## Goal
Report how many lines hold the word "bizalmasan"; give nothing but the number.

── Task material

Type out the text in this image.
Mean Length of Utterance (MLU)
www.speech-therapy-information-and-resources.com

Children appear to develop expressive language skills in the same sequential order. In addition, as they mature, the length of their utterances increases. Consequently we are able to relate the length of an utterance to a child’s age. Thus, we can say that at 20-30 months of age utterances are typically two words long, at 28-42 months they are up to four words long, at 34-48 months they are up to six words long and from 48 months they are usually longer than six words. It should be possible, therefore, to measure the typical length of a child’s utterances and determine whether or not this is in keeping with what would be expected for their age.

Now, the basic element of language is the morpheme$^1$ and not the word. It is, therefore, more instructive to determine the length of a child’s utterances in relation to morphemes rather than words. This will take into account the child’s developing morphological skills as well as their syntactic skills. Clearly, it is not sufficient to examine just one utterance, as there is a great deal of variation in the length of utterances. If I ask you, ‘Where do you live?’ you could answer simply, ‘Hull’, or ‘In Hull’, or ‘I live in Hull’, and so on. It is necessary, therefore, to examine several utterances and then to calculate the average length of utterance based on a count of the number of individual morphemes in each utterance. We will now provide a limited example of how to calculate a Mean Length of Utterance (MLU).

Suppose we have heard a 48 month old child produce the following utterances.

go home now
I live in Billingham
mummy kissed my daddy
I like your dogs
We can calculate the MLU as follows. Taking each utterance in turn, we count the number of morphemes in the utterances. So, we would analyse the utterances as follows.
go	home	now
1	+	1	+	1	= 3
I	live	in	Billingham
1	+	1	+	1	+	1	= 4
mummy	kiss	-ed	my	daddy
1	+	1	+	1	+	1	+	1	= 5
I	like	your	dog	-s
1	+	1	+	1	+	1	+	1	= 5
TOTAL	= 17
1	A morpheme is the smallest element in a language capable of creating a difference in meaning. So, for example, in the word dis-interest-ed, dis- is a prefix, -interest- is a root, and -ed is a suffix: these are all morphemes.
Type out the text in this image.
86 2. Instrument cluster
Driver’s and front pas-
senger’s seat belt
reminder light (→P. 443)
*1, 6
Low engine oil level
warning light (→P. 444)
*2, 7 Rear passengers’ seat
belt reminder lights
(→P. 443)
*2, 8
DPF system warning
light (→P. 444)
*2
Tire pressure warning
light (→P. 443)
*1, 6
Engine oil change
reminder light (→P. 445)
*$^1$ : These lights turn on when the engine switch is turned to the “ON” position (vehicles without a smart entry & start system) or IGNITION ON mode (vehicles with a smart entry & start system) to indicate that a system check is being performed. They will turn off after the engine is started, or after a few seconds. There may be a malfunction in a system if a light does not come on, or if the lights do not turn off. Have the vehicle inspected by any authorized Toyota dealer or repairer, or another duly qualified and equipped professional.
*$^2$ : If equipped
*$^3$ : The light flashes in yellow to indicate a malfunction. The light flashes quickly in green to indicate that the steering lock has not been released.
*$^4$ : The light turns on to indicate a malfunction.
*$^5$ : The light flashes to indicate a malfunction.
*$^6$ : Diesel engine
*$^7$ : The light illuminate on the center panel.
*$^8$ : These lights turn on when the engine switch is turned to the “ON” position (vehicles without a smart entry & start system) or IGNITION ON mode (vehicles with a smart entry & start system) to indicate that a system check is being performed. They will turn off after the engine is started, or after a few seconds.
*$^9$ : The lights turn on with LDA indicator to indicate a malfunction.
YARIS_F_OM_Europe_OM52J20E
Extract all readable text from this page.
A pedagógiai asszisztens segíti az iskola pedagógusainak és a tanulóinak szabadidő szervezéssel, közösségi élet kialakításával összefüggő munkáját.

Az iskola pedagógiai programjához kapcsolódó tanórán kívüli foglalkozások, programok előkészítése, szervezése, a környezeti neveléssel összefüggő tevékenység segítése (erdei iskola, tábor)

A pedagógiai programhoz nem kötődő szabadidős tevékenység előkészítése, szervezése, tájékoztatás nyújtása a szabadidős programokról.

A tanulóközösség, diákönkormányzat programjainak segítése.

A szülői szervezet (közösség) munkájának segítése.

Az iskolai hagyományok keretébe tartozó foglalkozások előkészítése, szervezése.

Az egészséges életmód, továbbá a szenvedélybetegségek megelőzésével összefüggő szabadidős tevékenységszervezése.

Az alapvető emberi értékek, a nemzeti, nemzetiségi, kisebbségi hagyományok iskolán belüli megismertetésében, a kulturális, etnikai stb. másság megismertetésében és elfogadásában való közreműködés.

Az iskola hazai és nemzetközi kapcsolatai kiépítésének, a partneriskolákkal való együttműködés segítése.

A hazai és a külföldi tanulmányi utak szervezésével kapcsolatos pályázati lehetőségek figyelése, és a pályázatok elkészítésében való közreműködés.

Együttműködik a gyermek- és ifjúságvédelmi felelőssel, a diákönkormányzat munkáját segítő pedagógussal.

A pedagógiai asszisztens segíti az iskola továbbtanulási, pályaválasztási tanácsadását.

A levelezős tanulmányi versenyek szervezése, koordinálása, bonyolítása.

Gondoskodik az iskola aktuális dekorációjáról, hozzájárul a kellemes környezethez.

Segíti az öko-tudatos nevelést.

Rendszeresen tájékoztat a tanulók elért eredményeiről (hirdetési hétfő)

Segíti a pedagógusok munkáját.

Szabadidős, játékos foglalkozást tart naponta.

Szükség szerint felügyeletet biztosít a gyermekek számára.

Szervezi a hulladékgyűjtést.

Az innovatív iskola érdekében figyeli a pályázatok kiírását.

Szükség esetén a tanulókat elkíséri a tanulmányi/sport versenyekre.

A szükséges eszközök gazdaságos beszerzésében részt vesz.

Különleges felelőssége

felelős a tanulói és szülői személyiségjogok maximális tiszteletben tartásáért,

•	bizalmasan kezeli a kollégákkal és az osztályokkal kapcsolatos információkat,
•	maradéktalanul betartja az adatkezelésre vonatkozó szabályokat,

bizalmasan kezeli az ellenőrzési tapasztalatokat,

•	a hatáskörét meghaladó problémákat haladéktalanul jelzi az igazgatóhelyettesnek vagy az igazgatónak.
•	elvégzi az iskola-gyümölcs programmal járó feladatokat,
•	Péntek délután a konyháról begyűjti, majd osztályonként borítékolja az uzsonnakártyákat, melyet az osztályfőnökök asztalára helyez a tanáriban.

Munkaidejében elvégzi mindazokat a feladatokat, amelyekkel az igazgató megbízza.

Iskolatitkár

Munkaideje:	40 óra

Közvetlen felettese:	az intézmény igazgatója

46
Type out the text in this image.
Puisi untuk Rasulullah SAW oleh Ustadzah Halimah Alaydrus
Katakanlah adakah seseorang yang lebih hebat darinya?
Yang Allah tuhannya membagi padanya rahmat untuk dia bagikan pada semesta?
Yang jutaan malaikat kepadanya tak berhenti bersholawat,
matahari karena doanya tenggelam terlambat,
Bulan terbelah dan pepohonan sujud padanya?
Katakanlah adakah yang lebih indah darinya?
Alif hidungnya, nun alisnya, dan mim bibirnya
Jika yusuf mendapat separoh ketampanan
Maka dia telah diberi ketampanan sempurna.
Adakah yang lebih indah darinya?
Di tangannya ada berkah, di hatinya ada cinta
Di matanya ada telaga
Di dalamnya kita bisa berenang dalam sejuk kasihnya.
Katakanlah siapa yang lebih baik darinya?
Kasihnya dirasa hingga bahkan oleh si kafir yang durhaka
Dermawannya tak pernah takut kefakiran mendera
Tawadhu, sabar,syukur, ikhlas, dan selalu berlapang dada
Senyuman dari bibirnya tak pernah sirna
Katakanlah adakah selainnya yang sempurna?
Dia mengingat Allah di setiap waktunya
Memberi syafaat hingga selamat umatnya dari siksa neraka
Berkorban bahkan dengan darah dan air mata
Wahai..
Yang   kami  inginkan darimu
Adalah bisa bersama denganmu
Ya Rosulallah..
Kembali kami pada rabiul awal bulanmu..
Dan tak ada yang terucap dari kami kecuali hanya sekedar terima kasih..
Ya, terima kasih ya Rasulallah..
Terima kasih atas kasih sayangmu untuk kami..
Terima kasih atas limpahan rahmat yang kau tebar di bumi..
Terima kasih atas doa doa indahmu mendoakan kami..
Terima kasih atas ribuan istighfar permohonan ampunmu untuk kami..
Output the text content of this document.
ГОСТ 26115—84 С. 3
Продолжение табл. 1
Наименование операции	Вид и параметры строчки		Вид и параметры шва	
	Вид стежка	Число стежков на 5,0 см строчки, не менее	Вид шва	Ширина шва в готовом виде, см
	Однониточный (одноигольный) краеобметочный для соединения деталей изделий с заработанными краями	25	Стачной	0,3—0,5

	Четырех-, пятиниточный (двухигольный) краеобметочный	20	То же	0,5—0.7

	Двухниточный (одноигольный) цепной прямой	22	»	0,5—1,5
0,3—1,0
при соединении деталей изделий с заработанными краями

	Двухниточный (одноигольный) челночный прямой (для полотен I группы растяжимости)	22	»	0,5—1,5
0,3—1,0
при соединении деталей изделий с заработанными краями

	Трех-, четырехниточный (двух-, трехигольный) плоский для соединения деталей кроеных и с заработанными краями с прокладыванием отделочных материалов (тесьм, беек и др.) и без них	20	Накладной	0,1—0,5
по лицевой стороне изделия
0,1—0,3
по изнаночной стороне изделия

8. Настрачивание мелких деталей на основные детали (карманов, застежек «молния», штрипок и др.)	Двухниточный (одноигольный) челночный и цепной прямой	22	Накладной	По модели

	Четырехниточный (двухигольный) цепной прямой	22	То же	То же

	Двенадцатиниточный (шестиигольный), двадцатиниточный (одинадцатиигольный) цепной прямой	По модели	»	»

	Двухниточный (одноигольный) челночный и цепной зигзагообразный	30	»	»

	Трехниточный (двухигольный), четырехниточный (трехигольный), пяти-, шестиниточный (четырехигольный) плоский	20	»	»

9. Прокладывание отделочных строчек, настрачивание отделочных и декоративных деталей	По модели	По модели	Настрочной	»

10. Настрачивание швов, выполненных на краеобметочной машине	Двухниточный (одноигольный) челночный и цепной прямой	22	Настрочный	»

────

## Reply to the exercise
2